Your task is to gather the lines below that hold the string "blue".

[Dataset records]
::::::

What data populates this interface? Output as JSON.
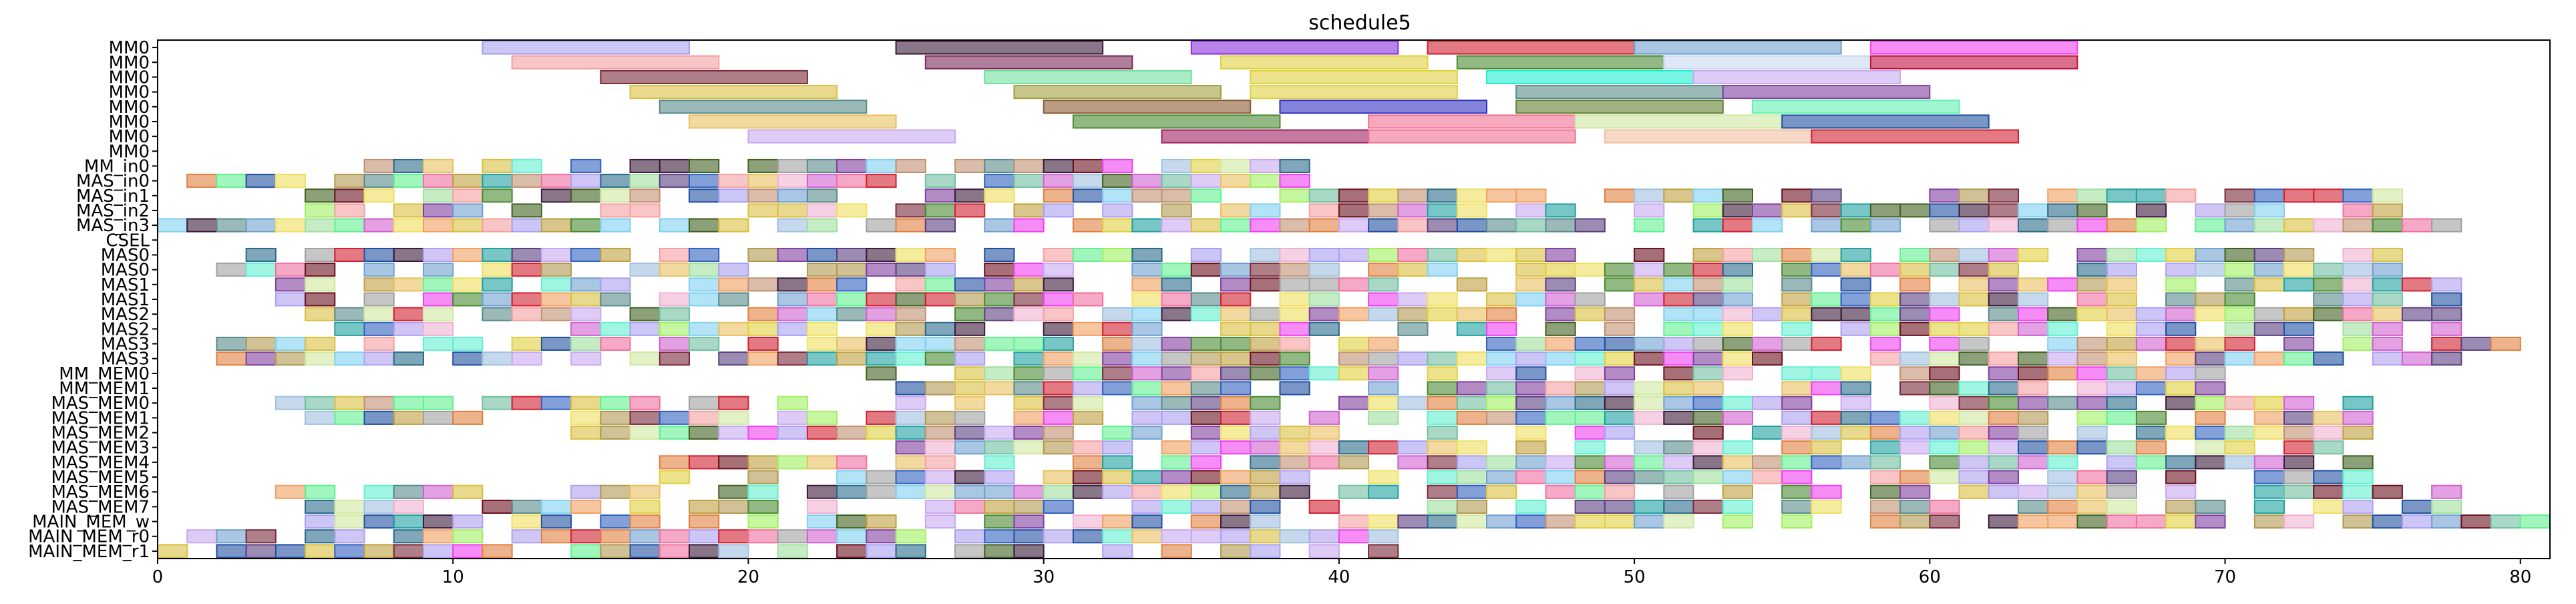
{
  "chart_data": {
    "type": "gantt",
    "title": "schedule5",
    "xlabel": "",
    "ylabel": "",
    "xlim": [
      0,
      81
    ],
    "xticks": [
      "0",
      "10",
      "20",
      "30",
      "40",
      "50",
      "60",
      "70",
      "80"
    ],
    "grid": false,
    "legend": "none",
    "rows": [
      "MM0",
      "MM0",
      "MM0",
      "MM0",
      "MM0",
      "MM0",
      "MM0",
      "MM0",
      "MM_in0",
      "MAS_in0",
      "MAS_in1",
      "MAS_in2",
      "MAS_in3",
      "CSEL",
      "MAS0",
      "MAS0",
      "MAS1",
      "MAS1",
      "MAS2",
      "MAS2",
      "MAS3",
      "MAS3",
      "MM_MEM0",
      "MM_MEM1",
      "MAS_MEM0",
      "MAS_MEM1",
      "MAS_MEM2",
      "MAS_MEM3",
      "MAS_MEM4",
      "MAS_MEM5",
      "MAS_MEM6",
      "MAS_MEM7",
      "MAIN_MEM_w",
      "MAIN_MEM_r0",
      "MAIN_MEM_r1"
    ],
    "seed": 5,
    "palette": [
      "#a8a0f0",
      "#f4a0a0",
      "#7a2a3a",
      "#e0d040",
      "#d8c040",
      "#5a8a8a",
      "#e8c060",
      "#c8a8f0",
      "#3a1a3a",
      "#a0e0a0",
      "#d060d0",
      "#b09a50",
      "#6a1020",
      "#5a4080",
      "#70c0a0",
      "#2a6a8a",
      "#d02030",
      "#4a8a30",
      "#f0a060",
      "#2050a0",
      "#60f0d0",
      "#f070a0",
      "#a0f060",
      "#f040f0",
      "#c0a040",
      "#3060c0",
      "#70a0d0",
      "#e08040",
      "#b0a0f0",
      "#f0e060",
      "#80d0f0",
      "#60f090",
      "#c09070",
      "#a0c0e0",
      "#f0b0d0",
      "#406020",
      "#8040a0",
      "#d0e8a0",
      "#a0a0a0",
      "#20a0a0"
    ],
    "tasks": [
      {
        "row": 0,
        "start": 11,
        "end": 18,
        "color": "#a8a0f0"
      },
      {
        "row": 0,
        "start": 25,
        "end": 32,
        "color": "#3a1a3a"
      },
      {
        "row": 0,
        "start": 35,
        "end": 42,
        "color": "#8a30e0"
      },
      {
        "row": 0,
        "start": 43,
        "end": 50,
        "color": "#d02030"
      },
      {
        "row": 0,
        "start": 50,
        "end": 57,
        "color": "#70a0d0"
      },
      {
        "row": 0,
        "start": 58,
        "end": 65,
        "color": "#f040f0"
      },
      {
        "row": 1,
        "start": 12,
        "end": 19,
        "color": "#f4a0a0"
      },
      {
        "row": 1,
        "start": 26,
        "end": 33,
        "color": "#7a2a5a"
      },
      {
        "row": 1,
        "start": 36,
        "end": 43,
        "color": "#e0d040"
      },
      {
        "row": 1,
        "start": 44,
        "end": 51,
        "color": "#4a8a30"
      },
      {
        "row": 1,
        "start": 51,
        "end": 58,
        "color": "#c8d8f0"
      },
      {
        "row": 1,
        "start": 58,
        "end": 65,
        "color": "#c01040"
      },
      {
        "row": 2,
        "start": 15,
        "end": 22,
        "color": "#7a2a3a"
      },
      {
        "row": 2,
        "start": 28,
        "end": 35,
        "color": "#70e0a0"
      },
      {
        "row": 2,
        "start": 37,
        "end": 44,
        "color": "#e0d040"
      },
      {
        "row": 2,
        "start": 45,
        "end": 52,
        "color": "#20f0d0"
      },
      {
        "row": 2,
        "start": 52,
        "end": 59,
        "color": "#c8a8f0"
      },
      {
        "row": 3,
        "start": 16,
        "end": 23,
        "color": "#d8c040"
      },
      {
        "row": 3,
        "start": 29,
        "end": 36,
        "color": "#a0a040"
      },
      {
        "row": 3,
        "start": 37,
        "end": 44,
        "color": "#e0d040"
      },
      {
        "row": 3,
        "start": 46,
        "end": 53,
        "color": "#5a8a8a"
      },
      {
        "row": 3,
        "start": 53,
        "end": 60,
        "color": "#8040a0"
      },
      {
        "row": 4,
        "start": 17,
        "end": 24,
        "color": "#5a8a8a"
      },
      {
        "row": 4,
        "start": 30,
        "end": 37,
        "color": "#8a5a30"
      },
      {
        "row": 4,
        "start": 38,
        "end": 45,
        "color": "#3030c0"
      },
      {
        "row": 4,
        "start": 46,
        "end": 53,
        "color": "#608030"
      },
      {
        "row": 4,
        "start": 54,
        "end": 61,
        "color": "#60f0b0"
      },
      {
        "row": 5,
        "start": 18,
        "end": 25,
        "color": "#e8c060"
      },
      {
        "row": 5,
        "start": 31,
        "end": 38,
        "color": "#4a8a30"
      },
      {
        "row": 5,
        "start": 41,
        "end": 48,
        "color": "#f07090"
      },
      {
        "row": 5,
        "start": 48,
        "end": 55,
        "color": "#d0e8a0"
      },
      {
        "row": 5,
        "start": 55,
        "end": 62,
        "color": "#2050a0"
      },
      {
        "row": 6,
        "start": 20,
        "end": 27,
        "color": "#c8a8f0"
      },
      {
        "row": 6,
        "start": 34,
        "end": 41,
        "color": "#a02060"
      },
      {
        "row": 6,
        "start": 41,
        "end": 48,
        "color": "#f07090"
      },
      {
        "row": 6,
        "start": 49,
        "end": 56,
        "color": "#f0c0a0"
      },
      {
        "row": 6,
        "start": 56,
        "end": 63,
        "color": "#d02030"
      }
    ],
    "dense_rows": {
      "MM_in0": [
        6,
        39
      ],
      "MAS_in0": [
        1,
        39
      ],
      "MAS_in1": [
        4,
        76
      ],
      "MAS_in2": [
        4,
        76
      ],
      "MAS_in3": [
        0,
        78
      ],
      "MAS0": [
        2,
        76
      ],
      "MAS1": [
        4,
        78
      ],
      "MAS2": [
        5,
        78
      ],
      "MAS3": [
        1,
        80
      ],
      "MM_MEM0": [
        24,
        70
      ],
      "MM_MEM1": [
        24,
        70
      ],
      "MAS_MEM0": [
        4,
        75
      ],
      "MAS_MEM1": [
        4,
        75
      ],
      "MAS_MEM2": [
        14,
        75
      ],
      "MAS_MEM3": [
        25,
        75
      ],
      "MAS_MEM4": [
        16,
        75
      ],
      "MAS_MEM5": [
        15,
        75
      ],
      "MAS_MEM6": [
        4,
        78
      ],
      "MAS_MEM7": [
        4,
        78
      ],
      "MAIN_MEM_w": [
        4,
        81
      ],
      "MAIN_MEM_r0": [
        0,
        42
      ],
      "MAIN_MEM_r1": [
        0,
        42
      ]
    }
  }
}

::::::

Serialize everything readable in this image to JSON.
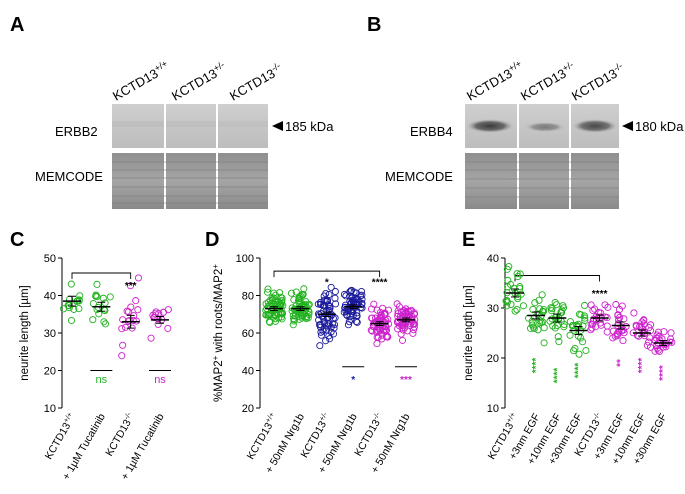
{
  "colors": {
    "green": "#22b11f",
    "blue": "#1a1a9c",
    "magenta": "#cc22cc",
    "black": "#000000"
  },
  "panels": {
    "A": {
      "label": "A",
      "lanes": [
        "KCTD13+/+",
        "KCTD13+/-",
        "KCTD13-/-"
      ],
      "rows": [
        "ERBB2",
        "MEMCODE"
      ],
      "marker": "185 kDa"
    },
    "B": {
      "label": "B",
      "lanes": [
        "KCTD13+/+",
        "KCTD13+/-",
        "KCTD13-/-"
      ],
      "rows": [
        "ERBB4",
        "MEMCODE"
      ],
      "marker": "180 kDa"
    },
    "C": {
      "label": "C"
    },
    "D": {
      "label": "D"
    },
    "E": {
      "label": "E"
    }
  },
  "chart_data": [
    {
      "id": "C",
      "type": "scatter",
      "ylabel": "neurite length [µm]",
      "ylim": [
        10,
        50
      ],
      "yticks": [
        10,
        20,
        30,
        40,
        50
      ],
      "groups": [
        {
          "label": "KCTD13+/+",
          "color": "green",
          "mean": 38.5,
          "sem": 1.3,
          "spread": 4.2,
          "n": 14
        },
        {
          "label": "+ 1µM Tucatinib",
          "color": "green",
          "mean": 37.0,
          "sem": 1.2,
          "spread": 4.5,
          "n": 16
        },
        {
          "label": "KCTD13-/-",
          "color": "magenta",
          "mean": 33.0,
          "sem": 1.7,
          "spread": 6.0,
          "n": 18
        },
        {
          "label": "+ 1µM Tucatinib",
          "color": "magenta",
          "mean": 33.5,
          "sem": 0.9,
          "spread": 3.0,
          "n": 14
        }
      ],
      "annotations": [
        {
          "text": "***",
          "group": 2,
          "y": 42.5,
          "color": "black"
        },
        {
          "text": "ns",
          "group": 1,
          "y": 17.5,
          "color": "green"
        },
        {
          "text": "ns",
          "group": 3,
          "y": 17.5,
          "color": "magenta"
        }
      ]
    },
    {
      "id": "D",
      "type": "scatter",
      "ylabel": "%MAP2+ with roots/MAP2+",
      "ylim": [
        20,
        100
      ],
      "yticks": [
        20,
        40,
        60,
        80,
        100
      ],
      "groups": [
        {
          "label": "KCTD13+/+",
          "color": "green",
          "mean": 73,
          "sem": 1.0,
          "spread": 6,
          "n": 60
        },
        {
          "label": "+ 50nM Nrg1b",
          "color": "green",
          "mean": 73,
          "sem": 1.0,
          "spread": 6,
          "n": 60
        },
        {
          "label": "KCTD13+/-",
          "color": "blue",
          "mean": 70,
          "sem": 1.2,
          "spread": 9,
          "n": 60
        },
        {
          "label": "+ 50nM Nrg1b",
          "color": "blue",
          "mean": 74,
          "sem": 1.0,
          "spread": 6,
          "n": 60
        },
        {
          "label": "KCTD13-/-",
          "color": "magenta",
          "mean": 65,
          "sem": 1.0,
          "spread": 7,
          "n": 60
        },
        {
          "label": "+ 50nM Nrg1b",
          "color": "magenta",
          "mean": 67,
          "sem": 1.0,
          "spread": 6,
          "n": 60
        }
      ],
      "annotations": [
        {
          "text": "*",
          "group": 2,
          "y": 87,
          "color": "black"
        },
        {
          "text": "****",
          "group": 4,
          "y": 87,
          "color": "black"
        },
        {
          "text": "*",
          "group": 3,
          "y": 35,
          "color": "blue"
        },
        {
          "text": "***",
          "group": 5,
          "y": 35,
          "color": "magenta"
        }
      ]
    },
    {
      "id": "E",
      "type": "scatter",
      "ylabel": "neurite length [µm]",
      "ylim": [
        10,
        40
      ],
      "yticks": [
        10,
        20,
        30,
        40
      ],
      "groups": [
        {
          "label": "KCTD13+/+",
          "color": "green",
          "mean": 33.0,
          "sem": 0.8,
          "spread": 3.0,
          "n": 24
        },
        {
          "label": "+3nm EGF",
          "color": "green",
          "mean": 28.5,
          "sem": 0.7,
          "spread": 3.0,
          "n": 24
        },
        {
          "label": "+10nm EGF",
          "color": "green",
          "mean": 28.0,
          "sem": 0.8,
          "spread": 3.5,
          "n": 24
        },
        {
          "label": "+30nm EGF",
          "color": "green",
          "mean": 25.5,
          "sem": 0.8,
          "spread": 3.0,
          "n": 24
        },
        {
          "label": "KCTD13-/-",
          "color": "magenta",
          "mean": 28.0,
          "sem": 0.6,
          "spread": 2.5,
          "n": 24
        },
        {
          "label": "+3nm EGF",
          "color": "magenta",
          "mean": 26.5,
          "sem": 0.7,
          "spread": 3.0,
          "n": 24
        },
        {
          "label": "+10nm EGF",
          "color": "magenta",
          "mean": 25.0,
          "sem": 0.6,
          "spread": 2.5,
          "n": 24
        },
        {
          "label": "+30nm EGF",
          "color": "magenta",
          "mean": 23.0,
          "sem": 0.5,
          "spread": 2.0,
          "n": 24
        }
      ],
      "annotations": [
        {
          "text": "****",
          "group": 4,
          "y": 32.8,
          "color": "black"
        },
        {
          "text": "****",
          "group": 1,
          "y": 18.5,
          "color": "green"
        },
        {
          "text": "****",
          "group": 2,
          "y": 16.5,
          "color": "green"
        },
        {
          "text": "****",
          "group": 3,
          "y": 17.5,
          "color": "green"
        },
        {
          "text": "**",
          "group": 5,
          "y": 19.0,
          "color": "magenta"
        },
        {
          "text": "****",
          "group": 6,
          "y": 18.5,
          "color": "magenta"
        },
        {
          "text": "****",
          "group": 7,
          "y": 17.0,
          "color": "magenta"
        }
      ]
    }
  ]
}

::::::

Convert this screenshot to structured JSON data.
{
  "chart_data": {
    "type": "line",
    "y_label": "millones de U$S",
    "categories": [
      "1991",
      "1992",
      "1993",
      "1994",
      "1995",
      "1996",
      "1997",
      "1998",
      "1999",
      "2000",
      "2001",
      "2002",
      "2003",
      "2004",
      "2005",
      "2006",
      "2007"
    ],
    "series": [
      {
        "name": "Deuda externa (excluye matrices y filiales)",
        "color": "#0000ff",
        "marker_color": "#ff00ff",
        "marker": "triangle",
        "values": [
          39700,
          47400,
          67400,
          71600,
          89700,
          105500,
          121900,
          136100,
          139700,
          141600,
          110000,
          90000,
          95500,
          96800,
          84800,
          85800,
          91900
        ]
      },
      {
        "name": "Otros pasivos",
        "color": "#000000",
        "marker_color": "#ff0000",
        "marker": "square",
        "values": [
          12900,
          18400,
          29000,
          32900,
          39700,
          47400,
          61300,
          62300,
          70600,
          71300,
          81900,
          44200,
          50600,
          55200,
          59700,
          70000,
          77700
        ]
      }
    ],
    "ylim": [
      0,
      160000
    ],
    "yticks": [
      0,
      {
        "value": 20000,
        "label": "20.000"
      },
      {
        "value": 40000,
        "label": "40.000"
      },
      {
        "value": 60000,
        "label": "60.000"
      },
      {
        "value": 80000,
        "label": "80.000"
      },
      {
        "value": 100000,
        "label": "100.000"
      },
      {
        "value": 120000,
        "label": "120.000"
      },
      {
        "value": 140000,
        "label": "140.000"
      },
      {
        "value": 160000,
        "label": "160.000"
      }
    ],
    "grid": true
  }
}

::::::

ANSWER TO THE TASK:
    "blue": "#1a1a9c",
          "color": "blue",
          "color": "blue",
          "color": "blue"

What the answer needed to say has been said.